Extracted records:

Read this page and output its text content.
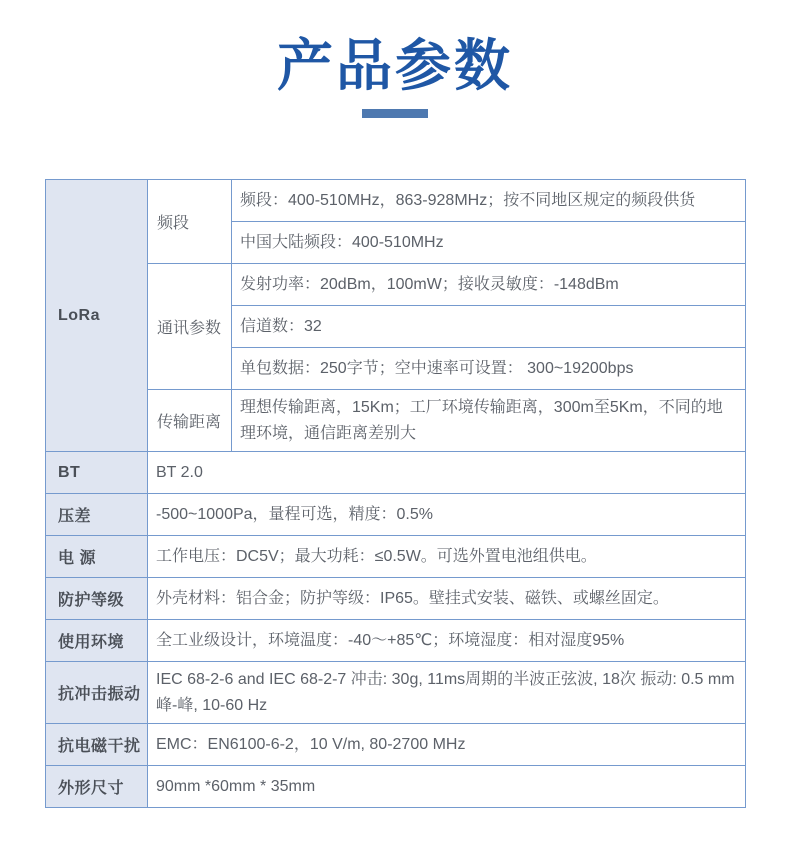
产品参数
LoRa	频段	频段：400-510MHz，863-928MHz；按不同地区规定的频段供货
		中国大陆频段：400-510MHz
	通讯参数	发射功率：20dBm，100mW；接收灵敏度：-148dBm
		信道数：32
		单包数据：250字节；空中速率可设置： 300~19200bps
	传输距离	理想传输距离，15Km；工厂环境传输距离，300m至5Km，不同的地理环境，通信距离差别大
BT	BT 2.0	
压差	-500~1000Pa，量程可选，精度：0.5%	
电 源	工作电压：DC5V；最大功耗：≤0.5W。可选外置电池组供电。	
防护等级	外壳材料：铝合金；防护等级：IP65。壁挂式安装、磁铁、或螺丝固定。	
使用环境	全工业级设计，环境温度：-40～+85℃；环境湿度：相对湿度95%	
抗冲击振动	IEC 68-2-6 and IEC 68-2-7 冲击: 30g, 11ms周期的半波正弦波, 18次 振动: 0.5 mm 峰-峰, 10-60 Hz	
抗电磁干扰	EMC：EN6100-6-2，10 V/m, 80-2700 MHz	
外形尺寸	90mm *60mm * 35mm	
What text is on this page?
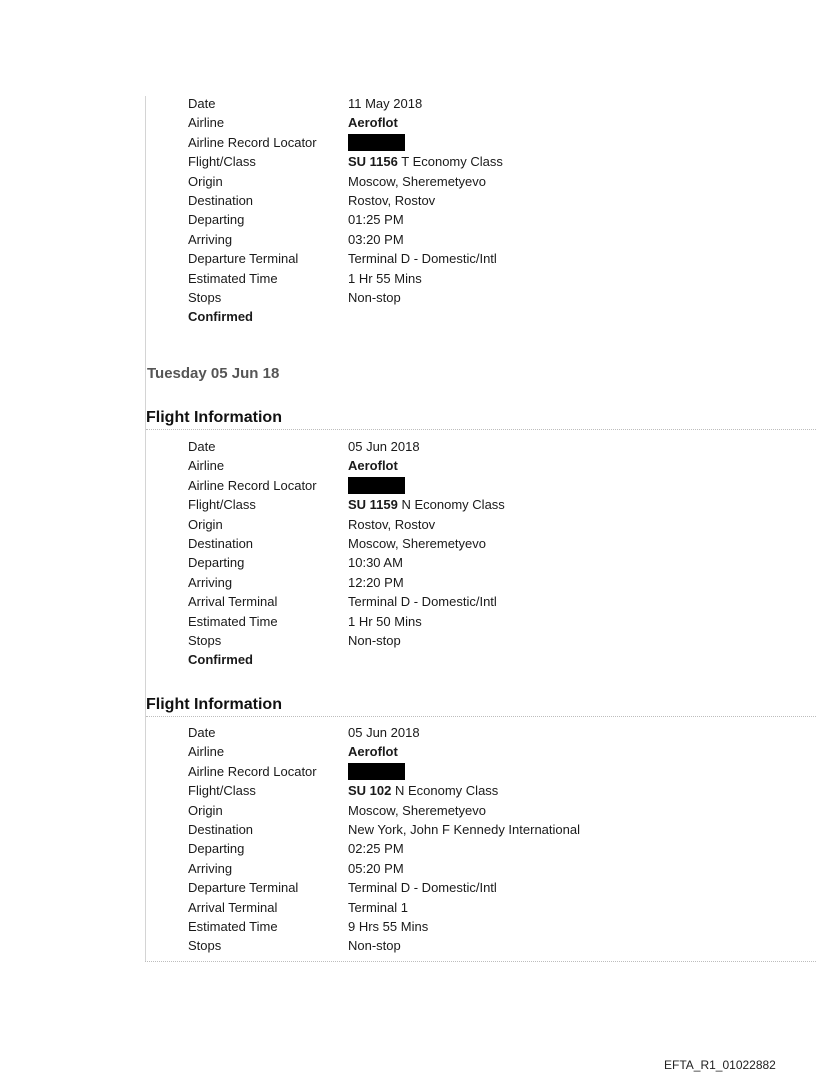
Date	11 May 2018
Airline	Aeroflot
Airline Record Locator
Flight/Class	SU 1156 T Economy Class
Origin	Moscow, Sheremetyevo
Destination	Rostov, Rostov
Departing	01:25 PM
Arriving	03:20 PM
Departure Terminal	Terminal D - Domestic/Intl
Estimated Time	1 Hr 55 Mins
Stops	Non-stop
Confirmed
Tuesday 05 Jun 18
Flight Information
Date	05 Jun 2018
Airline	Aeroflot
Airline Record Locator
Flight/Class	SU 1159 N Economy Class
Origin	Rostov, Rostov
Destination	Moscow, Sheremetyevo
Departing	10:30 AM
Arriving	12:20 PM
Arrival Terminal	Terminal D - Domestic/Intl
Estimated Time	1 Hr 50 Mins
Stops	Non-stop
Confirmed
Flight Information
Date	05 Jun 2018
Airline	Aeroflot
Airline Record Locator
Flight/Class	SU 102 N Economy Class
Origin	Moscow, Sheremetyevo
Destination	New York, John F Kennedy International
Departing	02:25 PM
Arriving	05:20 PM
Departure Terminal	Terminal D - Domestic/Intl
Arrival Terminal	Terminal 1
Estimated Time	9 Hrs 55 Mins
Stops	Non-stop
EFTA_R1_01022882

§ AIM OF THE TASK: From the entries above, pull out each line that includes "Departing".

§ IN RESPONSE:
Departing	01:25 PM
Departing	10:30 AM
Departing	02:25 PM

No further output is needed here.